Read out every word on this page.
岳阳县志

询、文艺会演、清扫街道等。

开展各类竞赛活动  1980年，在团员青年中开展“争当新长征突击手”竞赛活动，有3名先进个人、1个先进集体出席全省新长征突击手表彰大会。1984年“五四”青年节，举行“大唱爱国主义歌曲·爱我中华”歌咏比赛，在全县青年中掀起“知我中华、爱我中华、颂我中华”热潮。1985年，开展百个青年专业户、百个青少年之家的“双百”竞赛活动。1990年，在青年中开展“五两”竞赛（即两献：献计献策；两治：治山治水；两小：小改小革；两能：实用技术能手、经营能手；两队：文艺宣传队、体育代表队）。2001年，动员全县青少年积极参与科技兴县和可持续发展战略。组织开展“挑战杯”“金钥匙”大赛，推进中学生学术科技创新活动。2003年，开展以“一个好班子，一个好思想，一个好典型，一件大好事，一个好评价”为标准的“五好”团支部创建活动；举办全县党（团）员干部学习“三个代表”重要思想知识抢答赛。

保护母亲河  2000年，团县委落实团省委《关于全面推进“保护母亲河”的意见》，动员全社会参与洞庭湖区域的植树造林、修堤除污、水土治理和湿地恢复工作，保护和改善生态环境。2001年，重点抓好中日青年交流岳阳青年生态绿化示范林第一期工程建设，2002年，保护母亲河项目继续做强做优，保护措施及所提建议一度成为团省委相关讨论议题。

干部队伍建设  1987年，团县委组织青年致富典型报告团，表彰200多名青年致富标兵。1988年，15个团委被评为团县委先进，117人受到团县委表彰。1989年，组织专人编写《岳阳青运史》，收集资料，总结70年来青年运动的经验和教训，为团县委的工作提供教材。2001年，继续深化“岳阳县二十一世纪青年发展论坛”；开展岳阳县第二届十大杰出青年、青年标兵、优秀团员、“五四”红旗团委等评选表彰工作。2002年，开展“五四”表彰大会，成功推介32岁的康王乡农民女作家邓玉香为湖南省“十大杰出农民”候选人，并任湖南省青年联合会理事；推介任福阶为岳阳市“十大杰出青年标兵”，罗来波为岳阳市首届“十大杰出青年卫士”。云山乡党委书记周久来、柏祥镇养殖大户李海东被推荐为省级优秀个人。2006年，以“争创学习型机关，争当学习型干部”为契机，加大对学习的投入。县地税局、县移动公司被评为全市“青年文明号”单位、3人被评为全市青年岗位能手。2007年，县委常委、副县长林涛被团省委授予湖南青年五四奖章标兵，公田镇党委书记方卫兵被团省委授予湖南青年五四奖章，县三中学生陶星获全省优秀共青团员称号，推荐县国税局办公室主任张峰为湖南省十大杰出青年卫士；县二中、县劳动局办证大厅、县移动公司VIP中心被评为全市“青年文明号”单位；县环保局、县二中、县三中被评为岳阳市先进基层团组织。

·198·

▶ Exercise details
Make an exact copy of the material above.

▶ Result for this exercise
Read out every word on this page.
岳阳县志

询、文艺会演、清扫街道等。

开展各类竞赛活动  1980年，在团员青年中开展“争当新长征突击手”竞赛活动，有3名先进个人、1个先进集体出席全省新长征突击手表彰大会。1984年“五四”青年节，举行“大唱爱国主义歌曲·爱我中华”歌咏比赛，在全县青年中掀起“知我中华、爱我中华、颂我中华”热潮。1985年，开展百个青年专业户、百个青少年之家的“双百”竞赛活动。1990年，在青年中开展“五两”竞赛（即两献：献计献策；两治：治山治水；两小：小改小革；两能：实用技术能手、经营能手；两队：文艺宣传队、体育代表队）。2001年，动员全县青少年积极参与科技兴县和可持续发展战略。组织开展“挑战杯”“金钥匙”大赛，推进中学生学术科技创新活动。2003年，开展以“一个好班子，一个好思想，一个好典型，一件大好事，一个好评价”为标准的“五好”团支部创建活动；举办全县党（团）员干部学习“三个代表”重要思想知识抢答赛。

保护母亲河  2000年，团县委落实团省委《关于全面推进“保护母亲河”的意见》，动员全社会参与洞庭湖区域的植树造林、修堤除污、水土治理和湿地恢复工作，保护和改善生态环境。2001年，重点抓好中日青年交流岳阳青年生态绿化示范林第一期工程建设，2002年，保护母亲河项目继续做强做优，保护措施及所提建议一度成为团省委相关讨论议题。

干部队伍建设  1987年，团县委组织青年致富典型报告团，表彰200多名青年致富标兵。1988年，15个团委被评为团县委先进，117人受到团县委表彰。1989年，组织专人编写《岳阳青运史》，收集资料，总结70年来青年运动的经验和教训，为团县委的工作提供教材。2001年，继续深化“岳阳县二十一世纪青年发展论坛”；开展岳阳县第二届十大杰出青年、青年标兵、优秀团员、“五四”红旗团委等评选表彰工作。2002年，开展“五四”表彰大会，成功推介32岁的康王乡农民女作家邓玉香为湖南省“十大杰出农民”候选人，并任湖南省青年联合会理事；推介任福阶为岳阳市“十大杰出青年标兵”，罗来波为岳阳市首届“十大杰出青年卫士”。云山乡党委书记周久来、柏祥镇养殖大户李海东被推荐为省级优秀个人。2006年，以“争创学习型机关，争当学习型干部”为契机，加大对学习的投入。县地税局、县移动公司被评为全市“青年文明号”单位、3人被评为全市青年岗位能手。2007年，县委常委、副县长林涛被团省委授予湖南青年五四奖章标兵，公田镇党委书记方卫兵被团省委授予湖南青年五四奖章，县三中学生陶星获全省优秀共青团员称号，推荐县国税局办公室主任张峰为湖南省十大杰出青年卫士；县二中、县劳动局办证大厅、县移动公司VIP中心被评为全市“青年文明号”单位；县环保局、县二中、县三中被评为岳阳市先进基层团组织。

·198·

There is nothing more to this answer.